## Set problem:
Filter these entries so that only lines with the word "degrees" remain.

## Supplied records:

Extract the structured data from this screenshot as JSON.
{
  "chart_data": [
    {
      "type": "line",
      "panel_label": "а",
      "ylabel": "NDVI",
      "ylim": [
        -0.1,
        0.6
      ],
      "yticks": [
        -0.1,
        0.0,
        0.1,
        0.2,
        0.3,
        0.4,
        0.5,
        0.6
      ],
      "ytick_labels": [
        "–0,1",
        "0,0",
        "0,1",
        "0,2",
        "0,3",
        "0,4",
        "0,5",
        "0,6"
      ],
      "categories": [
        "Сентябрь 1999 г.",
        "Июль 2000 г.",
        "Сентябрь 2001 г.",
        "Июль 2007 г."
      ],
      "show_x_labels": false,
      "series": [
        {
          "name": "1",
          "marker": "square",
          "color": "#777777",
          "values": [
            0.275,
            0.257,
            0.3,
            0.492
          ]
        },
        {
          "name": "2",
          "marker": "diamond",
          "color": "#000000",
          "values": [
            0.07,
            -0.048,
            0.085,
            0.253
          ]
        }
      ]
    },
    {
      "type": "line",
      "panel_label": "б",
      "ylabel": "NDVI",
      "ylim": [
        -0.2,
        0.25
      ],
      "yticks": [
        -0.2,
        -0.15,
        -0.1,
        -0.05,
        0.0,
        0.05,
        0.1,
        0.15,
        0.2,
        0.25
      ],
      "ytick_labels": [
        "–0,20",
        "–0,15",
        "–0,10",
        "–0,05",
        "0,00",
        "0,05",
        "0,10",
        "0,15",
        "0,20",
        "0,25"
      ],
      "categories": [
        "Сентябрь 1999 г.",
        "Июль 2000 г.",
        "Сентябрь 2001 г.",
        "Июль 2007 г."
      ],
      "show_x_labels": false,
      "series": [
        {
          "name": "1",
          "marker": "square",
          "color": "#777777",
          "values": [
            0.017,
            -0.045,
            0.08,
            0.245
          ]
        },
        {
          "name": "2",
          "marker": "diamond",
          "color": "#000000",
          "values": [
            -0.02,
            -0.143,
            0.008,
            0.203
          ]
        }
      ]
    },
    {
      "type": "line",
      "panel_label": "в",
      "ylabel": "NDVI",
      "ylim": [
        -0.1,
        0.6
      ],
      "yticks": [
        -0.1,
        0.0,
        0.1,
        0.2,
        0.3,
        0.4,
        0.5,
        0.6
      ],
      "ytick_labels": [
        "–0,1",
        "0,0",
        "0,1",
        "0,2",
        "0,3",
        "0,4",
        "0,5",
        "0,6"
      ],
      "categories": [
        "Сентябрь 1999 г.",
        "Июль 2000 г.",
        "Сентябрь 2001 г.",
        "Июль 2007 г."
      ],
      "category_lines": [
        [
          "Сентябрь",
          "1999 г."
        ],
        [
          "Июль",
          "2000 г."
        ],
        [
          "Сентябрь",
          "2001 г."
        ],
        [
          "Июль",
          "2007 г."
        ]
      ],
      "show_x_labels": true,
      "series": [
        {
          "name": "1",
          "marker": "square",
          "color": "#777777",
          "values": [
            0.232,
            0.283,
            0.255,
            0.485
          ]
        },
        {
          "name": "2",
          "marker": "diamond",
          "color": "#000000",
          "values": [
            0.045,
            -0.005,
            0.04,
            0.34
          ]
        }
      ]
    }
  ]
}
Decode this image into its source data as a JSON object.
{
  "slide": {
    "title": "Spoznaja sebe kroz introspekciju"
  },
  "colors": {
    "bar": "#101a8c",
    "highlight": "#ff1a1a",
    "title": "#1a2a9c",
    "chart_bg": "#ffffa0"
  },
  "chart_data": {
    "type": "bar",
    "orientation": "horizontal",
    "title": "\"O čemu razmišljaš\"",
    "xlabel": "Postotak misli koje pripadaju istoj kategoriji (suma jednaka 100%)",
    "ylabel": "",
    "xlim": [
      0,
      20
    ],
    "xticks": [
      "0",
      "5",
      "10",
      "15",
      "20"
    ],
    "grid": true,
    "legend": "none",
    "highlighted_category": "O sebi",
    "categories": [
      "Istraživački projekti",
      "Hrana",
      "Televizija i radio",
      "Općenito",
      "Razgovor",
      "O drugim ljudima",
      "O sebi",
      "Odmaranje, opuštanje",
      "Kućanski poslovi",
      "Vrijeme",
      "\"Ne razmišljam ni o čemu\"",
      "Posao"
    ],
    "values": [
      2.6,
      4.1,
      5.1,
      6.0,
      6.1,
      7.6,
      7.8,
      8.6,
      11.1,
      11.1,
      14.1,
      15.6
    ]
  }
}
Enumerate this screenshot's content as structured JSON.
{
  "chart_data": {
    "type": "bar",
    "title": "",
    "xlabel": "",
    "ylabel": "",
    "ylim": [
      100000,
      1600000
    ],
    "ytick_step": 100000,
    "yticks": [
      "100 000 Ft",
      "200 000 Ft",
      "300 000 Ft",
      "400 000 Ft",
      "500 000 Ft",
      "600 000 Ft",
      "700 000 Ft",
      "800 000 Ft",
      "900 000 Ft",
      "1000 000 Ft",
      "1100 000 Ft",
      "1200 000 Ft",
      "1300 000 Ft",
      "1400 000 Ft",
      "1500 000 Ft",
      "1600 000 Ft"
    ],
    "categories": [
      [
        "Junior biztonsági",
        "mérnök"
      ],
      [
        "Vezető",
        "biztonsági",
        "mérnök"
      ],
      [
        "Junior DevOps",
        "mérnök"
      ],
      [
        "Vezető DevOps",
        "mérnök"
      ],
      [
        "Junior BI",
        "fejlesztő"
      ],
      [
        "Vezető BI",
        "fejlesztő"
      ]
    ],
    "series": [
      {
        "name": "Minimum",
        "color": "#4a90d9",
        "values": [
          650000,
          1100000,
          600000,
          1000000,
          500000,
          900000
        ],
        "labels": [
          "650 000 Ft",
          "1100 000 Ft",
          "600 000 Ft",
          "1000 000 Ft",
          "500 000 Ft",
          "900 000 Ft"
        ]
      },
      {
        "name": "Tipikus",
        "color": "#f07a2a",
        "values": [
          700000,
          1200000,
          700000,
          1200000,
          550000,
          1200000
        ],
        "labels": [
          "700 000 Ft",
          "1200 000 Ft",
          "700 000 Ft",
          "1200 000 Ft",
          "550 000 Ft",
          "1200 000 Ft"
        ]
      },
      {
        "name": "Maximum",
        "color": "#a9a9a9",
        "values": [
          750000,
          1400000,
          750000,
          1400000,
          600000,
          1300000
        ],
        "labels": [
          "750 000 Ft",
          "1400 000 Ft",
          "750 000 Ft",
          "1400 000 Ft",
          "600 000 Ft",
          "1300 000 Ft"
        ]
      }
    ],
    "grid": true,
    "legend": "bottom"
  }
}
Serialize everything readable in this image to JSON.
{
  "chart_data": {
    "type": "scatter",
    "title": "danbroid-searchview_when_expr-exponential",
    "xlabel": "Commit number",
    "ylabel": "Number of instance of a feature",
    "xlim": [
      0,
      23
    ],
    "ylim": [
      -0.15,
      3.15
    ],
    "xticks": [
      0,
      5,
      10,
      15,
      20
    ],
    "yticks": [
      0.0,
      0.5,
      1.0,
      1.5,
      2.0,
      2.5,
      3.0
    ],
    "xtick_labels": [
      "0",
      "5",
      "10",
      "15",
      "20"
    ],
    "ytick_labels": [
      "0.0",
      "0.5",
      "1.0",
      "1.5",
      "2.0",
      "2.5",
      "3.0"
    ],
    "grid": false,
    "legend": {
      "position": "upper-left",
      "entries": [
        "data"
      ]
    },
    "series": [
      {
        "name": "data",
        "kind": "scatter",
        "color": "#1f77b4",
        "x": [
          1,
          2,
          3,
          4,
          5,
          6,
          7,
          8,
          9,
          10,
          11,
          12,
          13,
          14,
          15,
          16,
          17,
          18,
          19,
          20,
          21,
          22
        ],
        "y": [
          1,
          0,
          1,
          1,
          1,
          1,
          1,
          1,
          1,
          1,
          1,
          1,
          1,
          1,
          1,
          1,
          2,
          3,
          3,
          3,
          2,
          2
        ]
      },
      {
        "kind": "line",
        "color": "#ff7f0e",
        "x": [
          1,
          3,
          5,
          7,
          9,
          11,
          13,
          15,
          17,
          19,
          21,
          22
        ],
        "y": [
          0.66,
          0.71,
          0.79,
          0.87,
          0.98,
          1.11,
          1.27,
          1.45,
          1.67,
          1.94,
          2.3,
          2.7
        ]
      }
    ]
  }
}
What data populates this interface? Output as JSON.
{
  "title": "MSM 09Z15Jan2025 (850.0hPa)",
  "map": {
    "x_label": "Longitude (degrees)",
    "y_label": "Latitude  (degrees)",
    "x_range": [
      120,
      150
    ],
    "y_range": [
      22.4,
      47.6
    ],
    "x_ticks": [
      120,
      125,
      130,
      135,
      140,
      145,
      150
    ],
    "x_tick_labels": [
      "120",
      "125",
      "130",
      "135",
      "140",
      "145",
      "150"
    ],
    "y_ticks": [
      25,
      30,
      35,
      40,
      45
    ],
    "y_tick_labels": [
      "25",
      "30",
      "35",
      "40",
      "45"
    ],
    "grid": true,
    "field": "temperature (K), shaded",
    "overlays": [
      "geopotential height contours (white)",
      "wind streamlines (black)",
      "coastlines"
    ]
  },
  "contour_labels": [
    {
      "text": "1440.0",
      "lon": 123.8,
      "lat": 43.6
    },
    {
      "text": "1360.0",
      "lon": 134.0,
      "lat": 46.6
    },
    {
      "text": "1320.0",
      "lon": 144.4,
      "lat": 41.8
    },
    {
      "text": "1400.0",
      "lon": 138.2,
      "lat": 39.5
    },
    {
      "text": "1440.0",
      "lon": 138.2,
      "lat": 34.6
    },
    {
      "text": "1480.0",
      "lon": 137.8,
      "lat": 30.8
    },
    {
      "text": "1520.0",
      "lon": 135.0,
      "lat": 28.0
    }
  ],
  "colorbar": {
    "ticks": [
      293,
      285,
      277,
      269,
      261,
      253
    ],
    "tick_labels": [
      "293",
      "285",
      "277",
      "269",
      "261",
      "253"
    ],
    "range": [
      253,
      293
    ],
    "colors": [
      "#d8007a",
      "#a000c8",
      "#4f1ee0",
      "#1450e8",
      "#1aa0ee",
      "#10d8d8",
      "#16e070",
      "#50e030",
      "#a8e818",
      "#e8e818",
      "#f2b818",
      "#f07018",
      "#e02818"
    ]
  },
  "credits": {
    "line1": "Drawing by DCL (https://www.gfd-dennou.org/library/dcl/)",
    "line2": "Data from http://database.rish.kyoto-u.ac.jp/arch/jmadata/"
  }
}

## Solution for this exercise:
    "x_label": "Longitude (degrees)",
    "y_label": "Latitude  (degrees)",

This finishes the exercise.